[Task instructions] Select all lines in the records that include "fuse".

[Data excerpts]
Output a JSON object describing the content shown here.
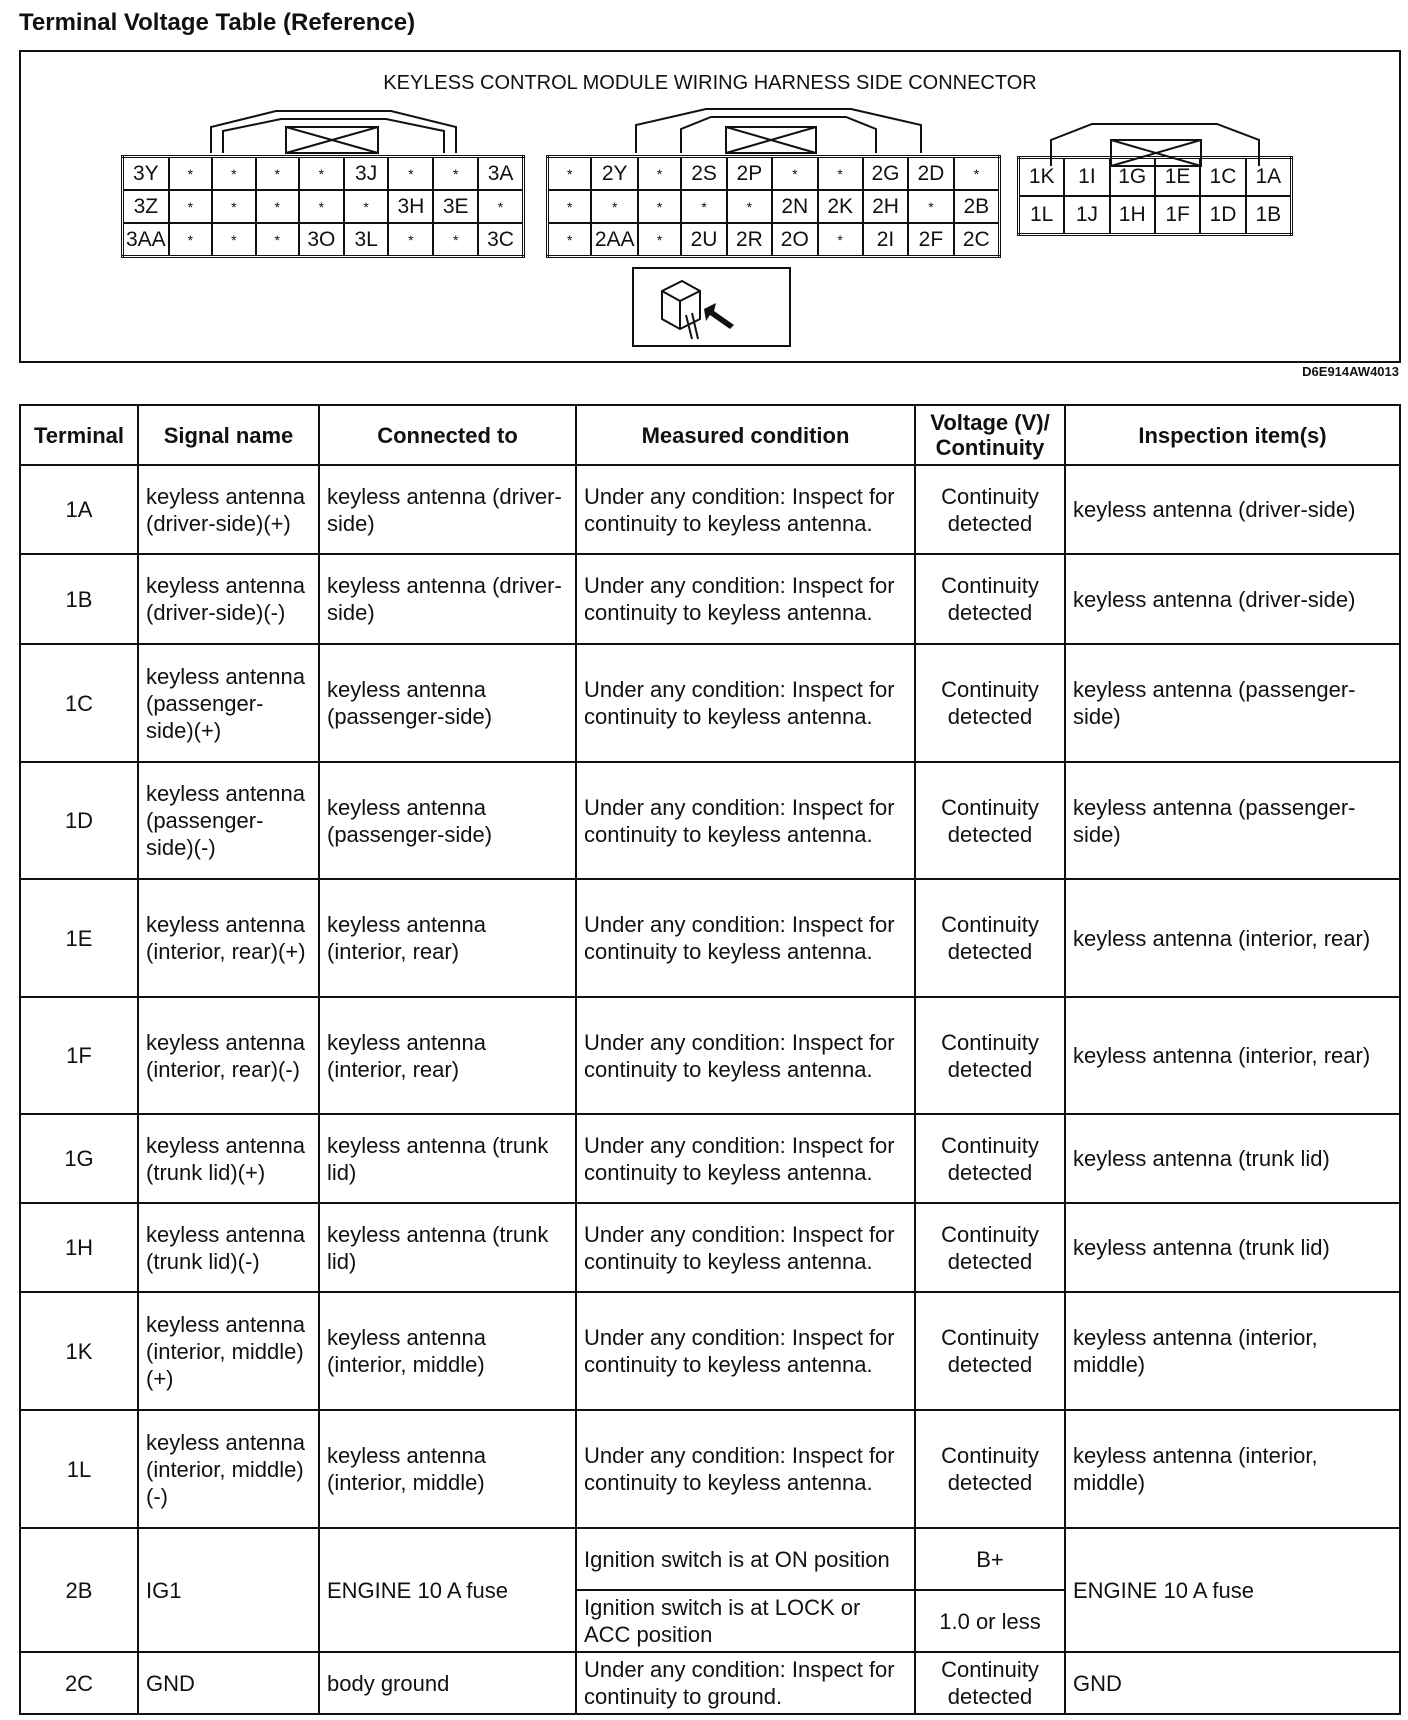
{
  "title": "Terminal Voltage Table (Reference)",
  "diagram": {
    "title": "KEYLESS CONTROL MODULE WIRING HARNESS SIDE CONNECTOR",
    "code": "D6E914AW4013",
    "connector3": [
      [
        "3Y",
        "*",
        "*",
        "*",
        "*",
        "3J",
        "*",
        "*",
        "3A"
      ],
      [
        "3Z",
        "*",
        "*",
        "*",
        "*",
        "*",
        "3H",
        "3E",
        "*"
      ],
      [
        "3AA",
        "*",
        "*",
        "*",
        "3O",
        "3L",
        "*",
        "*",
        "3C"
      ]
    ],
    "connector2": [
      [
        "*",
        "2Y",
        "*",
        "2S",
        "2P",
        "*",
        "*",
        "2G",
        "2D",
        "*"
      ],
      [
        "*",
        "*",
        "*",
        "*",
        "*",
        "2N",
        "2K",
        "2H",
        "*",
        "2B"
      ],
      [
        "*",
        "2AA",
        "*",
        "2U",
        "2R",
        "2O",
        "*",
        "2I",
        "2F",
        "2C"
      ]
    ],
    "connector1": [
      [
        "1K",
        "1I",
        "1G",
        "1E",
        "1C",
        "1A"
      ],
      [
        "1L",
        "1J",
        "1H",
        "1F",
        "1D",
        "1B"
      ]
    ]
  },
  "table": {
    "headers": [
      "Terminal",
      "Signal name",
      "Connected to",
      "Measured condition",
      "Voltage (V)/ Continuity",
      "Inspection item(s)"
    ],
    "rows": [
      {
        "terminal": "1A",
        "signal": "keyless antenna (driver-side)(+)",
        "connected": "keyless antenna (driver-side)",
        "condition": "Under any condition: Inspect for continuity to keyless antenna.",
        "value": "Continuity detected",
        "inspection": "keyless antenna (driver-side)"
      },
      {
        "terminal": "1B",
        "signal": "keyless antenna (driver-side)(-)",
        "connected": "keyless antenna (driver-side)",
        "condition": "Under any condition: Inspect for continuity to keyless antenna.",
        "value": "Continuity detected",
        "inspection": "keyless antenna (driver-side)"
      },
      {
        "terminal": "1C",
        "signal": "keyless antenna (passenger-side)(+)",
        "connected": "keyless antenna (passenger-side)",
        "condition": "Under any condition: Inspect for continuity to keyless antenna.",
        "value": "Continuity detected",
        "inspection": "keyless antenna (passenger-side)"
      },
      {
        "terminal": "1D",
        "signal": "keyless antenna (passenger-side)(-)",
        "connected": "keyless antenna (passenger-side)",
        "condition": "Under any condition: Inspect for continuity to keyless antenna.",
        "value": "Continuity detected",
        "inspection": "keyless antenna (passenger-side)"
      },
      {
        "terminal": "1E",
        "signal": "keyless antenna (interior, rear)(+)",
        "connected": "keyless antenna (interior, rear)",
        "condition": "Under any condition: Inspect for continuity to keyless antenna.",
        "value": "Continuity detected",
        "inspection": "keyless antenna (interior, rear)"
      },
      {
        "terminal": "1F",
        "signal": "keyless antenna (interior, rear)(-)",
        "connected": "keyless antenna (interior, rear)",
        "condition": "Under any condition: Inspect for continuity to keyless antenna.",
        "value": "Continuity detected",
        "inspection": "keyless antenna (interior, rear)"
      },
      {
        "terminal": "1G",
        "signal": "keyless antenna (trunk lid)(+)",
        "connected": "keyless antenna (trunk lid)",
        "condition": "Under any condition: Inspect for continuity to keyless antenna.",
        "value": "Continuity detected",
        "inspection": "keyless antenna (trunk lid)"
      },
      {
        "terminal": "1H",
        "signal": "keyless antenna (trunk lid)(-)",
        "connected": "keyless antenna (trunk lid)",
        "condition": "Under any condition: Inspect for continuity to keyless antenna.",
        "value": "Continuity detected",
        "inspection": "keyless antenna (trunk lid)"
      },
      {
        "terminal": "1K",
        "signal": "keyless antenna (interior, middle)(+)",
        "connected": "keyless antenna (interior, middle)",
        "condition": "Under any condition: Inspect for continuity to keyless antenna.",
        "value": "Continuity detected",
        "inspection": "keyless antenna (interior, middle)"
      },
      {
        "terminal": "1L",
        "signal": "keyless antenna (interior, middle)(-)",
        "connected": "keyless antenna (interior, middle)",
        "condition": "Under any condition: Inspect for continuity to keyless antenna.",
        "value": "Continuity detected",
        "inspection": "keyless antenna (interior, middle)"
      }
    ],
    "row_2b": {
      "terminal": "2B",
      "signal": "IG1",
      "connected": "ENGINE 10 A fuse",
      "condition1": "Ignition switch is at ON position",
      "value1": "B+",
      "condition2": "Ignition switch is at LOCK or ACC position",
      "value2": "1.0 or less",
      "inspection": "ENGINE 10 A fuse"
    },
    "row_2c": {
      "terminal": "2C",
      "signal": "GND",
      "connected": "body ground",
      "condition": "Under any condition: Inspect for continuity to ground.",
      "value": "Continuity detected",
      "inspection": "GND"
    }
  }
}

---

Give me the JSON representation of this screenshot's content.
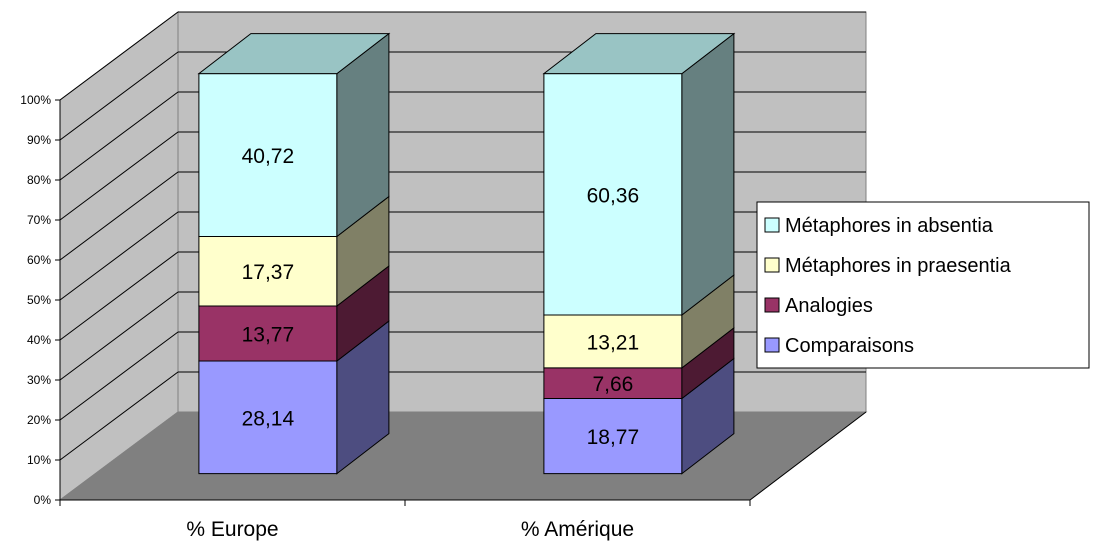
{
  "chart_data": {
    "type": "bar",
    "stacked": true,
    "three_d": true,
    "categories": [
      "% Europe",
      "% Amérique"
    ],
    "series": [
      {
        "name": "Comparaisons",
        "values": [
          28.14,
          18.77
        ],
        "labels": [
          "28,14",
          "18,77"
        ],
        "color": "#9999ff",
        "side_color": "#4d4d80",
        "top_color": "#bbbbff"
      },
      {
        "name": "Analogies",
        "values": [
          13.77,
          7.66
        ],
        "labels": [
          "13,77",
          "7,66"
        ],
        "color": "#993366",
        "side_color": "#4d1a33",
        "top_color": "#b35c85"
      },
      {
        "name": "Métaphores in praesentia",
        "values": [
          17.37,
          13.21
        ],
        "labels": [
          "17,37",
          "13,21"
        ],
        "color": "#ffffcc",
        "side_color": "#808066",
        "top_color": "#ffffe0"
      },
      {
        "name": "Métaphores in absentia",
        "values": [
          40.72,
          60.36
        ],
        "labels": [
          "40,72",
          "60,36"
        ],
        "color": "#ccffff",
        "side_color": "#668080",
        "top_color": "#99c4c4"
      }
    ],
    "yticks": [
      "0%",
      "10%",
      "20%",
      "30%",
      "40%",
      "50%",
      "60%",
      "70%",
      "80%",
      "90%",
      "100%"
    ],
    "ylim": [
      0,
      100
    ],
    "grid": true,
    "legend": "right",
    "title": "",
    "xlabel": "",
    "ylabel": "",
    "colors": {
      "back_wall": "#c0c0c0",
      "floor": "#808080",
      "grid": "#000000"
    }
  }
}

...

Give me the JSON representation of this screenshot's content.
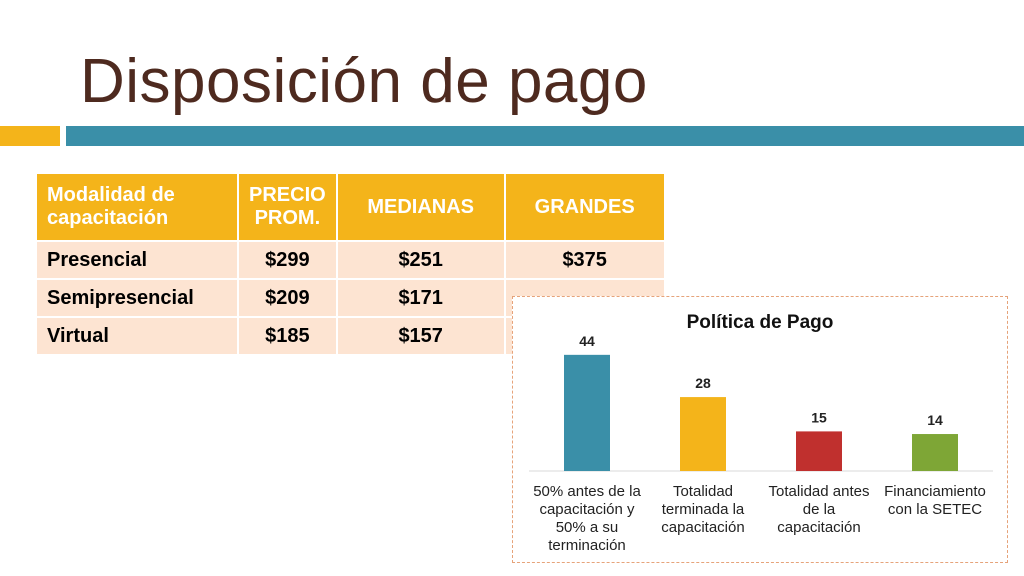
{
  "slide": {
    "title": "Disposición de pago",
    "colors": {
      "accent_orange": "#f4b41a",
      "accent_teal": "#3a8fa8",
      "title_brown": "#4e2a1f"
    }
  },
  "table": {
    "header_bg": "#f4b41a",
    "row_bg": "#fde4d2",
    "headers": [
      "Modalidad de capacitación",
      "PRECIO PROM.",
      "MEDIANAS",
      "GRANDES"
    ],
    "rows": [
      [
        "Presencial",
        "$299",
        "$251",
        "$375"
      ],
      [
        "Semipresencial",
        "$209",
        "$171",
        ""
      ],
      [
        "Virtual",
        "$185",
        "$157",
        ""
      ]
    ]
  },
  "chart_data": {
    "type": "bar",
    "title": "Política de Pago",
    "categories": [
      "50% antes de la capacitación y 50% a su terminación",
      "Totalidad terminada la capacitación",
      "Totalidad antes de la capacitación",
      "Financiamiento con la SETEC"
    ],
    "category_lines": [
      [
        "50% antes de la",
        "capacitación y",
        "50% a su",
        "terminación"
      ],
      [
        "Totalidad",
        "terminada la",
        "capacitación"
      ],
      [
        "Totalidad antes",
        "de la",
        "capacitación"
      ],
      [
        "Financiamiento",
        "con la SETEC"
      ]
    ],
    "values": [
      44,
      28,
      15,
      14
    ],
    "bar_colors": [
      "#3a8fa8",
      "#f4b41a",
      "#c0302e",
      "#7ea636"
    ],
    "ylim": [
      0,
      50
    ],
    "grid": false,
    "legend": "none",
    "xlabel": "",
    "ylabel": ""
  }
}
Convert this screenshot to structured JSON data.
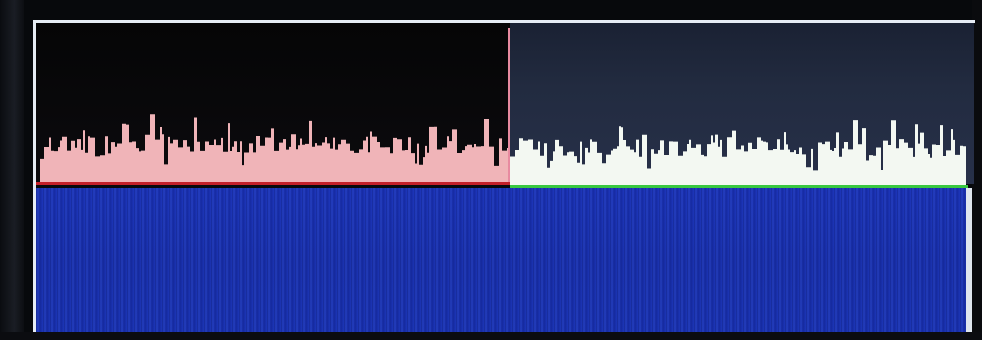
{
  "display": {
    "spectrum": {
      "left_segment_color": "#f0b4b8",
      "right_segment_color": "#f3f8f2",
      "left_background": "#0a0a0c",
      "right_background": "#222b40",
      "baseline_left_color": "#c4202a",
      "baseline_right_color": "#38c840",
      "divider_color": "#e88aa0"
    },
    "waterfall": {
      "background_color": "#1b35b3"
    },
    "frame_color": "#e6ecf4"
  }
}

[Task result]
      "connected": "ENGINE 10 A fuse",
      "inspection": "ENGINE 10 A fuse"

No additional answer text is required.